■ Task requirements: Copy out every line, character for character, from the one containing "634, 1144, 675]" down through the one containing "title-bar[interactable]: globaldce-gateway ✕", including both of those lines.

#### Recorded data

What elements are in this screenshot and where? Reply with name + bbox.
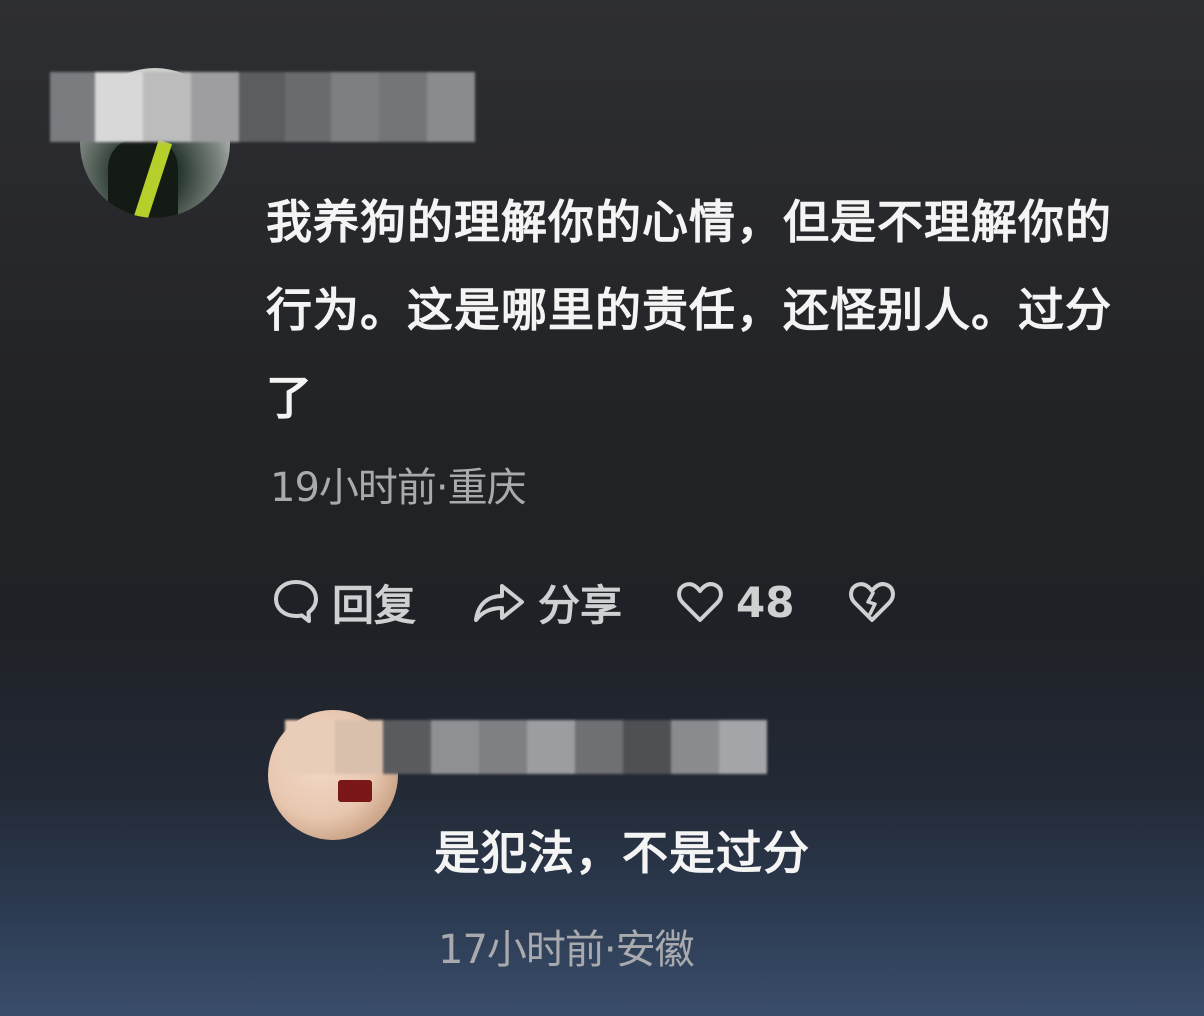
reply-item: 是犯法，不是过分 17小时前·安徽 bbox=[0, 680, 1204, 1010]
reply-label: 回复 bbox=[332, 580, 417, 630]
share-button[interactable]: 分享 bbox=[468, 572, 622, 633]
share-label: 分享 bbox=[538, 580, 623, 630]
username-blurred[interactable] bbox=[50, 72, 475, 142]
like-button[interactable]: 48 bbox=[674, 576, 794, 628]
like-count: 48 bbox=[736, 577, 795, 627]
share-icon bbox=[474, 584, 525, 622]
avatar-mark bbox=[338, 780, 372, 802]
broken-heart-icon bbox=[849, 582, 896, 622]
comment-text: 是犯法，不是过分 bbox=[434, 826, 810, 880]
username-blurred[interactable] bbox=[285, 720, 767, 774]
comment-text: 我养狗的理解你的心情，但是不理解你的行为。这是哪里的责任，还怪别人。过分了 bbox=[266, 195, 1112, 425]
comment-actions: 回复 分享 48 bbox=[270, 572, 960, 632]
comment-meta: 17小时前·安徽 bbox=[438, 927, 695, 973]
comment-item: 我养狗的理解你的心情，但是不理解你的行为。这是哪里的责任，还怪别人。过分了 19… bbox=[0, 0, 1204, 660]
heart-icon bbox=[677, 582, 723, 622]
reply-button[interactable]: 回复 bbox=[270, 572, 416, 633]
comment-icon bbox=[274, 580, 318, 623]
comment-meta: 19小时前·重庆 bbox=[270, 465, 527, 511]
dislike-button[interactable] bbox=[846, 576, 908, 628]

########
#### Recorded data

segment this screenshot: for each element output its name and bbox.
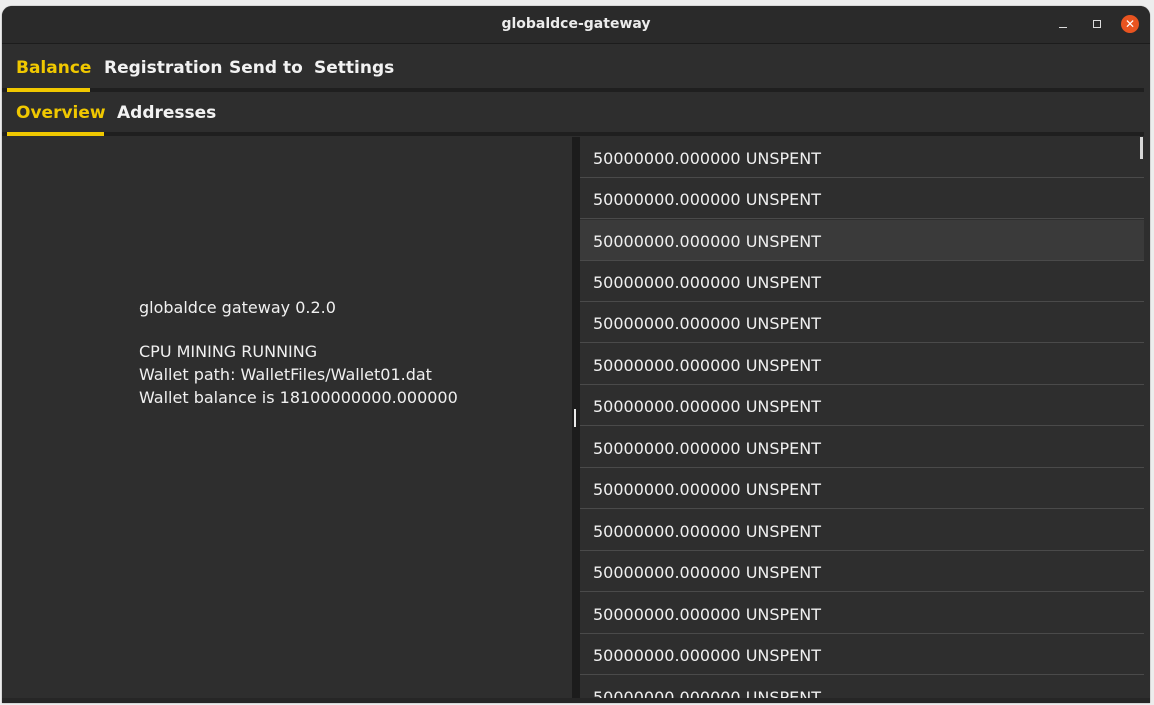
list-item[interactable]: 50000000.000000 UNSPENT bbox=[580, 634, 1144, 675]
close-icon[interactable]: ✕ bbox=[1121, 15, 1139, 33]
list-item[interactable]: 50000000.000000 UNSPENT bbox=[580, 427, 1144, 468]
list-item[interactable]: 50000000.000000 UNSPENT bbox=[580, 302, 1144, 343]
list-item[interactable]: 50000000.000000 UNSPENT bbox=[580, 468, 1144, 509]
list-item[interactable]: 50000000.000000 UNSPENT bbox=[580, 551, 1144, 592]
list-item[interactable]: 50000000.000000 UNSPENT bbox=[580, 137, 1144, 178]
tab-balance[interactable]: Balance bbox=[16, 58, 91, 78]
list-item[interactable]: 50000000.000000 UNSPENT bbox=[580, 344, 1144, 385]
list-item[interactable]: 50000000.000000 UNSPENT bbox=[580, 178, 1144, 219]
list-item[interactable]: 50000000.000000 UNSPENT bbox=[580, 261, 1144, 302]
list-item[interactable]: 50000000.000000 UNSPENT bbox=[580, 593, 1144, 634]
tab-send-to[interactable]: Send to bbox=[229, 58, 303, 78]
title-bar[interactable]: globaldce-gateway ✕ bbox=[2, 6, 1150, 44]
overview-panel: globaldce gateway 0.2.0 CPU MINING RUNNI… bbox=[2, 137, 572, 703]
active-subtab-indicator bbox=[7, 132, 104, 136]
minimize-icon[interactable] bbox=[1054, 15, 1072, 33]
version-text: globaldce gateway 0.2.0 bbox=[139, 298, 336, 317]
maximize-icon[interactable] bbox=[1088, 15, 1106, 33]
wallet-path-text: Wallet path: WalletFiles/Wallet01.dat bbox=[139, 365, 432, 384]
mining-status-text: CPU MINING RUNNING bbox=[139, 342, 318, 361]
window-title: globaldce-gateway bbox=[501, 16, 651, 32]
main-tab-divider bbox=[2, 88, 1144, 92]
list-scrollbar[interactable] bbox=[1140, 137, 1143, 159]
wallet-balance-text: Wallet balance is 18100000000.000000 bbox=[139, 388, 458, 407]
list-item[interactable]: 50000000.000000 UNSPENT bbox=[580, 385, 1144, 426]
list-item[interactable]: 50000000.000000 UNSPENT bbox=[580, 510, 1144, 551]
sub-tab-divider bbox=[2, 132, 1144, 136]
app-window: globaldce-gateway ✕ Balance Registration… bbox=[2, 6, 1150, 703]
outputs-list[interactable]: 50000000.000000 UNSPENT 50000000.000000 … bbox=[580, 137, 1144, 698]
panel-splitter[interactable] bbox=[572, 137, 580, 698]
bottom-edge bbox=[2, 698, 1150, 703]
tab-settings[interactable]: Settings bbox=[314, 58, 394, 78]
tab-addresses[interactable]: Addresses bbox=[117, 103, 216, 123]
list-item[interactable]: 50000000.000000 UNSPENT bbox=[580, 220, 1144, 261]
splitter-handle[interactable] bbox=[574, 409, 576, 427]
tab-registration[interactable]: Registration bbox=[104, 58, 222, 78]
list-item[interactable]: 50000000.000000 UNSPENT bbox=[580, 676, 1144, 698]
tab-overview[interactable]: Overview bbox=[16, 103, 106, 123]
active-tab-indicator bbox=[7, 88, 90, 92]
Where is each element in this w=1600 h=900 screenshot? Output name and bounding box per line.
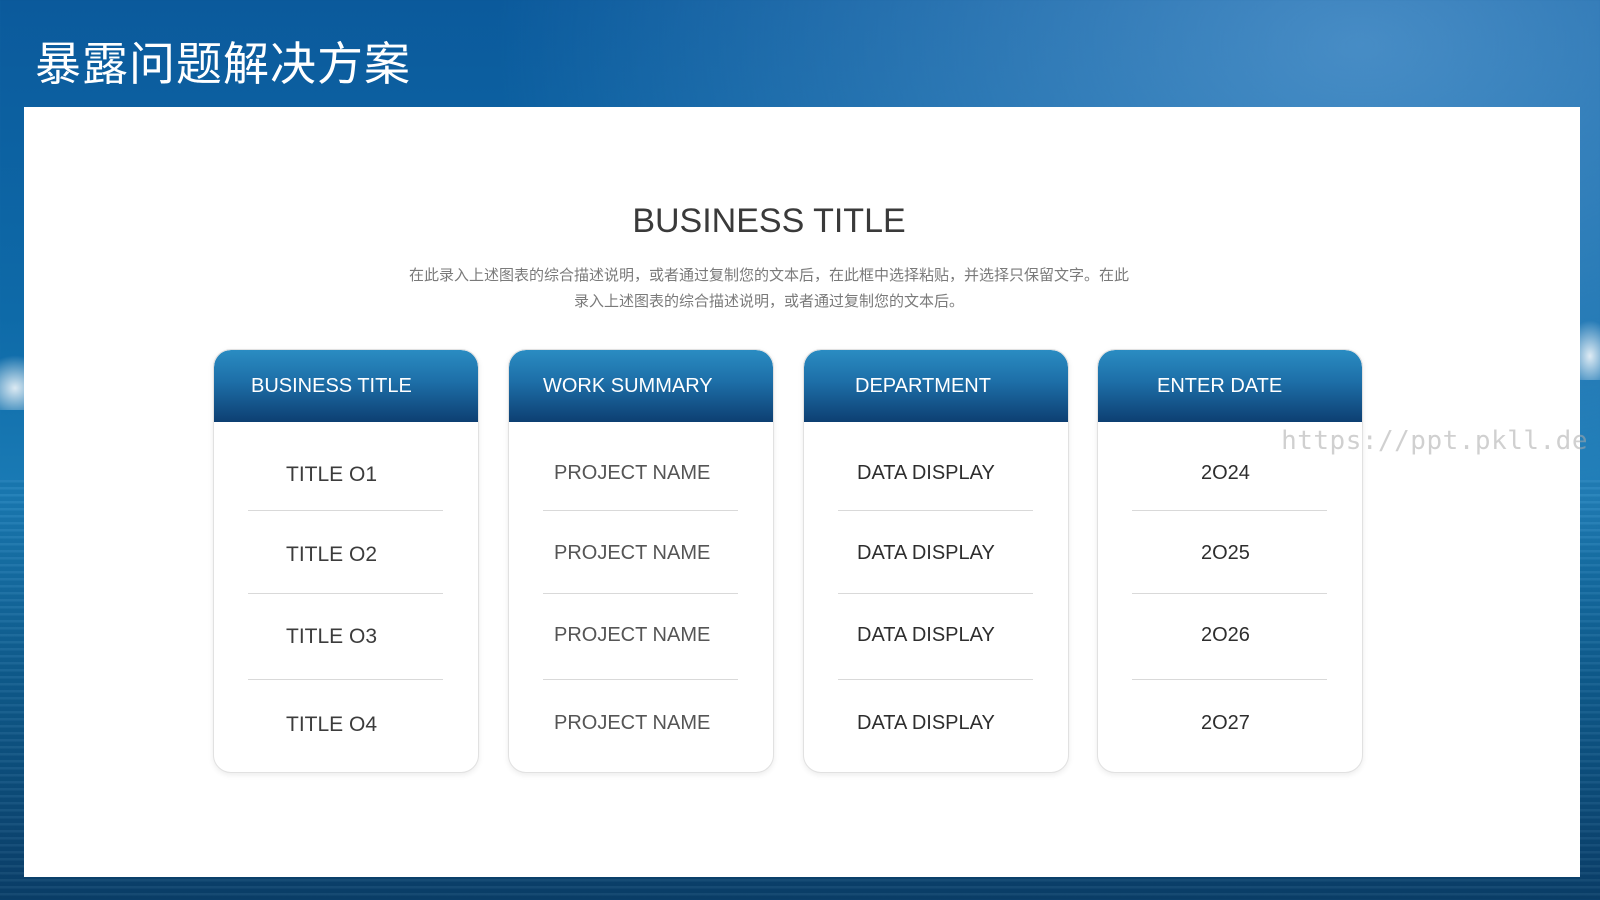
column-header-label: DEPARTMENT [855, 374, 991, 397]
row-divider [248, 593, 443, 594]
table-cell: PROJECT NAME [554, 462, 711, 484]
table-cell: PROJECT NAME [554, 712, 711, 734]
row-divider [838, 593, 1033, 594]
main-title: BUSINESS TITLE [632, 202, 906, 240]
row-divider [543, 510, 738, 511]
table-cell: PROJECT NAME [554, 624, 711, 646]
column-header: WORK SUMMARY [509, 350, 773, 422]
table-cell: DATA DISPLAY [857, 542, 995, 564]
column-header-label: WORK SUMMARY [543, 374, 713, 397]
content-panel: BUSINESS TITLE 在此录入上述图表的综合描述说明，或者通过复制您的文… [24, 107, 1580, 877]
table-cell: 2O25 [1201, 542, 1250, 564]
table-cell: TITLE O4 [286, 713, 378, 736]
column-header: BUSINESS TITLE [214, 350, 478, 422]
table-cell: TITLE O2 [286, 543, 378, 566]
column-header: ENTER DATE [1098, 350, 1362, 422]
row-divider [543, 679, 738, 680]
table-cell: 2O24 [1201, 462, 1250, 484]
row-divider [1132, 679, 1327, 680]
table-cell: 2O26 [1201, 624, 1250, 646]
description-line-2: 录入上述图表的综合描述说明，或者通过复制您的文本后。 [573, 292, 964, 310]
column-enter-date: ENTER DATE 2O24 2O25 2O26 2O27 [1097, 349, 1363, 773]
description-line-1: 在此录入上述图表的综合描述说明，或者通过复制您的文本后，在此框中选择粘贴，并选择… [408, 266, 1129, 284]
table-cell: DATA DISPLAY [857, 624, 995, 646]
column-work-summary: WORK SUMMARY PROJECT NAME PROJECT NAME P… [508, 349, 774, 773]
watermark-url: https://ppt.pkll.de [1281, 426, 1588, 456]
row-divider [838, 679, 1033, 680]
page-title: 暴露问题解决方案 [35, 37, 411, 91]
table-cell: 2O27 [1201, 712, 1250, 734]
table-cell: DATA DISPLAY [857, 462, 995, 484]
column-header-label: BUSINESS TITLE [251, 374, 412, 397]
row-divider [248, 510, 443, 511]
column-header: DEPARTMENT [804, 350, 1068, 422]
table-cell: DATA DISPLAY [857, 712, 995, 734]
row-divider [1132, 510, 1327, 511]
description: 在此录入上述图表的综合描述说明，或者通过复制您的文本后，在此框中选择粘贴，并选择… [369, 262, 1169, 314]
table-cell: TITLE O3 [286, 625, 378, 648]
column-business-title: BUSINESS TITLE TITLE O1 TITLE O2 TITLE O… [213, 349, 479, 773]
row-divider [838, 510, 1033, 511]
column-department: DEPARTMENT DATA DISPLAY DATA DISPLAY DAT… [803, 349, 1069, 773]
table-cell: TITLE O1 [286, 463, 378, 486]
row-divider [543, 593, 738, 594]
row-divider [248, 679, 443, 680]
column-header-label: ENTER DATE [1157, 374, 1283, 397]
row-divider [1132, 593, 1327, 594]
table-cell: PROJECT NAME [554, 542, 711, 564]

########

■ Task answer:
list-item[interactable]: 50000000.000000 UNSPENT bbox=[580, 634, 1144, 675]
close-icon[interactable]: ✕ bbox=[1121, 15, 1139, 33]
list-item[interactable]: 50000000.000000 UNSPENT bbox=[580, 427, 1144, 468]
list-item[interactable]: 50000000.000000 UNSPENT bbox=[580, 302, 1144, 343]
list-item[interactable]: 50000000.000000 UNSPENT bbox=[580, 468, 1144, 509]
list-item[interactable]: 50000000.000000 UNSPENT bbox=[580, 551, 1144, 592]
list-item[interactable]: 50000000.000000 UNSPENT bbox=[580, 137, 1144, 178]
tab-balance[interactable]: Balance bbox=[16, 58, 91, 78]
list-item[interactable]: 50000000.000000 UNSPENT bbox=[580, 344, 1144, 385]
list-item[interactable]: 50000000.000000 UNSPENT bbox=[580, 178, 1144, 219]
list-item[interactable]: 50000000.000000 UNSPENT bbox=[580, 261, 1144, 302]
list-item[interactable]: 50000000.000000 UNSPENT bbox=[580, 593, 1144, 634]
tab-send-to[interactable]: Send to bbox=[229, 58, 303, 78]
title-bar[interactable]: globaldce-gateway ✕ bbox=[2, 6, 1150, 44]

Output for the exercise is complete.